─── Raw data
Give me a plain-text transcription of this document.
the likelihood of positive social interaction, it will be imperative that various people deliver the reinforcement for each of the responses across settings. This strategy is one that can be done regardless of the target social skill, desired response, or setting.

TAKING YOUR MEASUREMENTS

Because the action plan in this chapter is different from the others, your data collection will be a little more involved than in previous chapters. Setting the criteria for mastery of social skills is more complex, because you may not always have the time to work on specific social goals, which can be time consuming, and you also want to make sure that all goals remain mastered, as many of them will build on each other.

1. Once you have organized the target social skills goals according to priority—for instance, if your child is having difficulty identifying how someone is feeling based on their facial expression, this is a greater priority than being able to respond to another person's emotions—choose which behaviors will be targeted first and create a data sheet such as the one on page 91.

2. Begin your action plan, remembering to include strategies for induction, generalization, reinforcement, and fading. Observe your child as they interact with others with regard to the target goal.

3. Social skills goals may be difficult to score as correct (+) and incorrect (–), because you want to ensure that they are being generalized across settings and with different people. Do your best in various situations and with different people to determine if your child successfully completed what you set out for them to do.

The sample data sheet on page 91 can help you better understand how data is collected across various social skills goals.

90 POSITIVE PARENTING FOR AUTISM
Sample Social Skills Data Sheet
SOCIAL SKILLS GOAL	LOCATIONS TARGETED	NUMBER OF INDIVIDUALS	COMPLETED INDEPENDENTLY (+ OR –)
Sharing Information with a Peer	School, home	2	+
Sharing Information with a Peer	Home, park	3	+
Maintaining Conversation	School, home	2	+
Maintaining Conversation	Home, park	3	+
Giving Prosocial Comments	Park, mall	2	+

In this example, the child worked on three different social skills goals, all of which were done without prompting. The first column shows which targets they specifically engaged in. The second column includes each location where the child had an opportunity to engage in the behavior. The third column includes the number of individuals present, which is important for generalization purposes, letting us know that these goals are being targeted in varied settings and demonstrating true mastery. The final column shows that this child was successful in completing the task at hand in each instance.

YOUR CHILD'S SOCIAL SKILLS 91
──────
# Problem requirements
Set down the entries verbatim, leaving none out.

# Complete response
Give me a plain-text transcription of this document.
the likelihood of positive social interaction, it will be imperative that various people deliver the reinforcement for each of the responses across settings. This strategy is one that can be done regardless of the target social skill, desired response, or setting.

TAKING YOUR MEASUREMENTS

Because the action plan in this chapter is different from the others, your data collection will be a little more involved than in previous chapters. Setting the criteria for mastery of social skills is more complex, because you may not always have the time to work on specific social goals, which can be time consuming, and you also want to make sure that all goals remain mastered, as many of them will build on each other.

1. Once you have organized the target social skills goals according to priority—for instance, if your child is having difficulty identifying how someone is feeling based on their facial expression, this is a greater priority than being able to respond to another person's emotions—choose which behaviors will be targeted first and create a data sheet such as the one on page 91.

2. Begin your action plan, remembering to include strategies for induction, generalization, reinforcement, and fading. Observe your child as they interact with others with regard to the target goal.

3. Social skills goals may be difficult to score as correct (+) and incorrect (–), because you want to ensure that they are being generalized across settings and with different people. Do your best in various situations and with different people to determine if your child successfully completed what you set out for them to do.

The sample data sheet on page 91 can help you better understand how data is collected across various social skills goals.

90 POSITIVE PARENTING FOR AUTISM
Sample Social Skills Data Sheet
SOCIAL SKILLS GOAL	LOCATIONS TARGETED	NUMBER OF INDIVIDUALS	COMPLETED INDEPENDENTLY (+ OR –)
Sharing Information with a Peer	School, home	2	+
Sharing Information with a Peer	Home, park	3	+
Maintaining Conversation	School, home	2	+
Maintaining Conversation	Home, park	3	+
Giving Prosocial Comments	Park, mall	2	+

In this example, the child worked on three different social skills goals, all of which were done without prompting. The first column shows which targets they specifically engaged in. The second column includes each location where the child had an opportunity to engage in the behavior. The third column includes the number of individuals present, which is important for generalization purposes, letting us know that these goals are being targeted in varied settings and demonstrating true mastery. The final column shows that this child was successful in completing the task at hand in each instance.

YOUR CHILD'S SOCIAL SKILLS 91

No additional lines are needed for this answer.